Stated exercise: Print out every one of the entries below word for word, and leave the pictures out.

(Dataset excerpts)
□ □ □ □ □
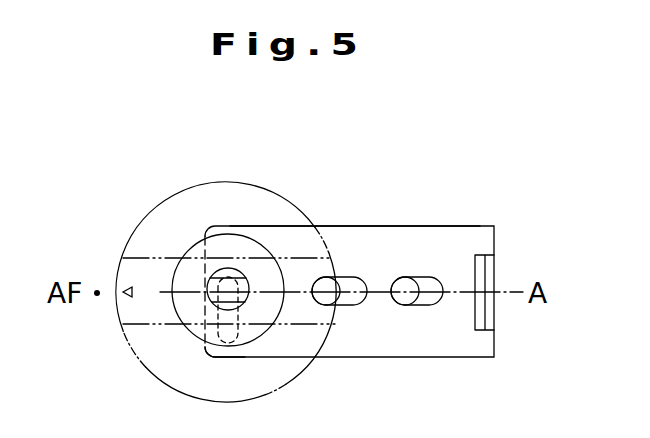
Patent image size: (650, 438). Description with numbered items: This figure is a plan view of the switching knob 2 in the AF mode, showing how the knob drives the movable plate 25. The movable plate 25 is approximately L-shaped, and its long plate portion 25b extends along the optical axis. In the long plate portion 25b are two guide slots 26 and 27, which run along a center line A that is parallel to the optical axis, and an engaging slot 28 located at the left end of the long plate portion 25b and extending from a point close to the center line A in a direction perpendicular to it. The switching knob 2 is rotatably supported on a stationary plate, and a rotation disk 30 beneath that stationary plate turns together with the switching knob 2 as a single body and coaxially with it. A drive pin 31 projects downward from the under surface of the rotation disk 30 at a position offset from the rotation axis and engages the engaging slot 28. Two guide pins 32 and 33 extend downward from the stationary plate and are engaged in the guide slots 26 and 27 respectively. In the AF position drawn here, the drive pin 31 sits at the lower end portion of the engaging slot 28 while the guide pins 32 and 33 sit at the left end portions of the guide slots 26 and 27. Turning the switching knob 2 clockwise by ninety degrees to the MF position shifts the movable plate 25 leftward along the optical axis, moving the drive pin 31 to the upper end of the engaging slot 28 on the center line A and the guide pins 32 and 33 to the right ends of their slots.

The switching knob 2 is at (210, 194).
The movable plate 25 is at (474, 234).
The long plate portion 25b is at (383, 243).
The guide slot 26 is at (349, 287).
The guide slot 27 is at (428, 285).
The engaging slot 28 is at (216, 322).
The rotation disk 30 is at (198, 250).
The drive pin 31 is at (238, 342).
The guide pin 32 is at (329, 296).
The guide pin 33 is at (404, 298).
□ □ □ □ □
Exercise answer:
Patent image size: (650, 438). Description with numbered items: This figure is a plan view of the switching knob 2 in the AF mode, showing how the knob drives the movable plate 25. The movable plate 25 is approximately L-shaped, and its long plate portion 25b extends along the optical axis. In the long plate portion 25b are two guide slots 26 and 27, which run along a center line A that is parallel to the optical axis, and an engaging slot 28 located at the left end of the long plate portion 25b and extending from a point close to the center line A in a direction perpendicular to it. The switching knob 2 is rotatably supported on a stationary plate, and a rotation disk 30 beneath that stationary plate turns together with the switching knob 2 as a single body and coaxially with it. A drive pin 31 projects downward from the under surface of the rotation disk 30 at a position offset from the rotation axis and engages the engaging slot 28. Two guide pins 32 and 33 extend downward from the stationary plate and are engaged in the guide slots 26 and 27 respectively. In the AF position drawn here, the drive pin 31 sits at the lower end portion of the engaging slot 28 while the guide pins 32 and 33 sit at the left end portions of the guide slots 26 and 27. Turning the switching knob 2 clockwise by ninety degrees to the MF position shifts the movable plate 25 leftward along the optical axis, moving the drive pin 31 to the upper end of the engaging slot 28 on the center line A and the guide pins 32 and 33 to the right ends of their slots.

The switching knob 2 is at (210, 194).
The movable plate 25 is at (474, 234).
The long plate portion 25b is at (383, 243).
The guide slot 26 is at (349, 287).
The guide slot 27 is at (428, 285).
The engaging slot 28 is at (216, 322).
The rotation disk 30 is at (198, 250).
The drive pin 31 is at (238, 342).
The guide pin 32 is at (329, 296).
The guide pin 33 is at (404, 298).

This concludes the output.